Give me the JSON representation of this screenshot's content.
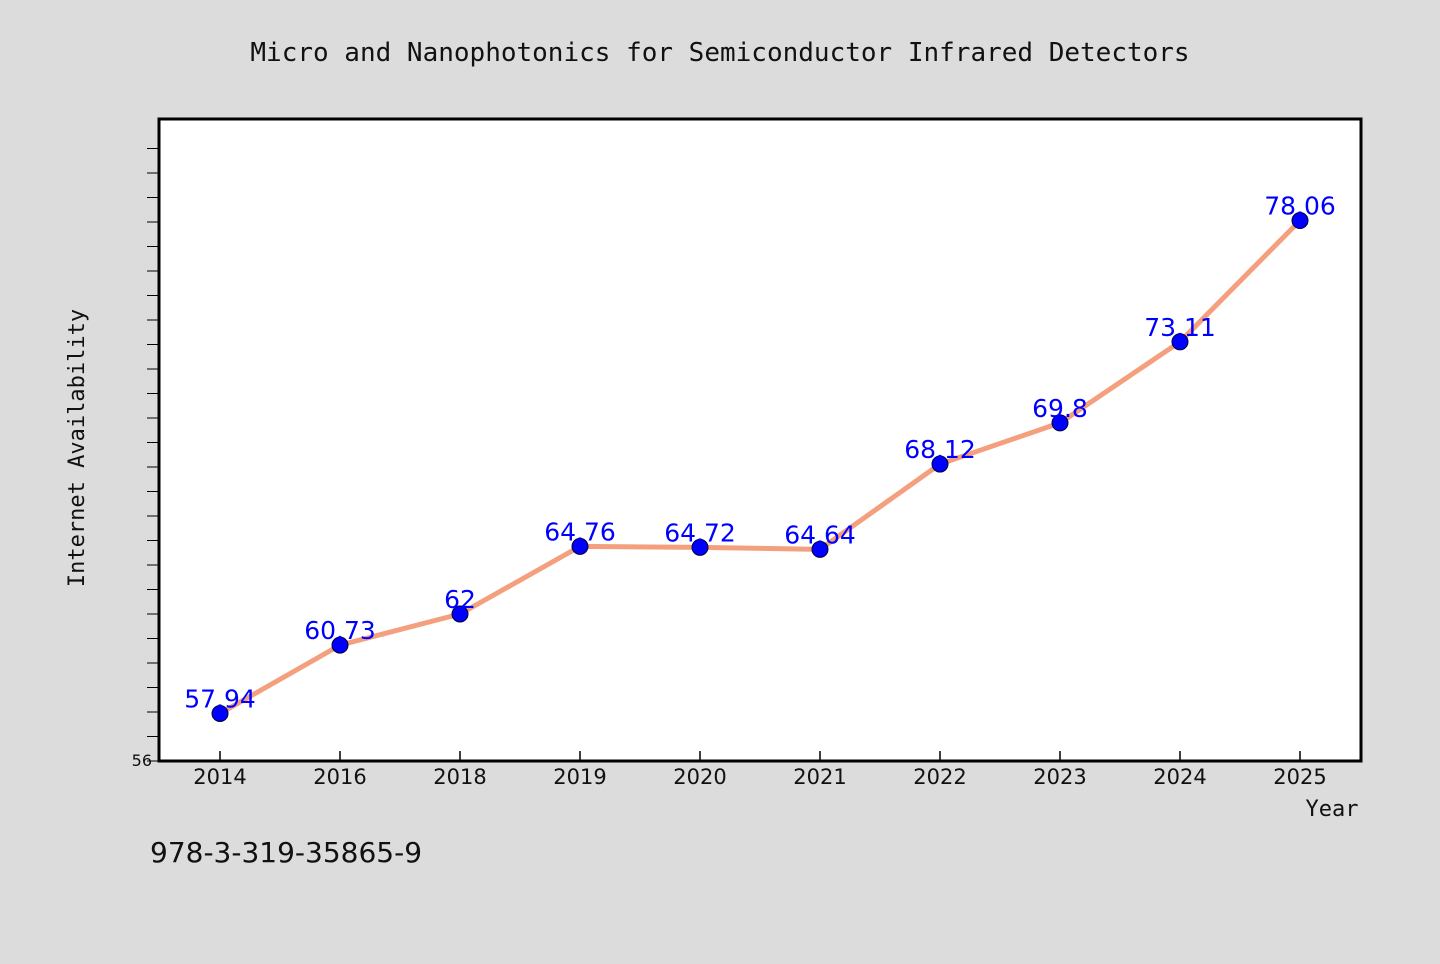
{
  "chart_data": {
    "type": "line",
    "title": "Micro and Nanophotonics for Semiconductor Infrared Detectors",
    "xlabel": "Year",
    "ylabel": "Internet Availability",
    "categories": [
      "2014",
      "2016",
      "2018",
      "2019",
      "2020",
      "2021",
      "2022",
      "2023",
      "2024",
      "2025"
    ],
    "values": [
      57.94,
      60.73,
      62,
      64.76,
      64.72,
      64.64,
      68.12,
      69.8,
      73.11,
      78.06
    ],
    "data_labels": [
      "57.94",
      "60.73",
      "62",
      "64.76",
      "64.72",
      "64.64",
      "68.12",
      "69.8",
      "73.11",
      "78.06"
    ],
    "ylim": [
      56,
      82
    ],
    "y_tick_labels": [
      "56"
    ],
    "grid": false,
    "legend": "none",
    "line_color": "#f4a07e",
    "marker_color": "#0000ff",
    "label_color": "#0000ff"
  },
  "footer_text": "978-3-319-35865-9"
}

----------------------------------------

THE REQUEST -
Copy the entries above faithfully and omit every image.

TASK SOLUTION -
Give me the JSON representation of this screenshot's content.
{
  "chart_data": {
    "type": "line",
    "title": "Micro and Nanophotonics for Semiconductor Infrared Detectors",
    "xlabel": "Year",
    "ylabel": "Internet Availability",
    "categories": [
      "2014",
      "2016",
      "2018",
      "2019",
      "2020",
      "2021",
      "2022",
      "2023",
      "2024",
      "2025"
    ],
    "values": [
      57.94,
      60.73,
      62,
      64.76,
      64.72,
      64.64,
      68.12,
      69.8,
      73.11,
      78.06
    ],
    "data_labels": [
      "57.94",
      "60.73",
      "62",
      "64.76",
      "64.72",
      "64.64",
      "68.12",
      "69.8",
      "73.11",
      "78.06"
    ],
    "ylim": [
      56,
      82
    ],
    "y_tick_labels": [
      "56"
    ],
    "grid": false,
    "legend": "none",
    "line_color": "#f4a07e",
    "marker_color": "#0000ff",
    "label_color": "#0000ff"
  },
  "footer_text": "978-3-319-35865-9"
}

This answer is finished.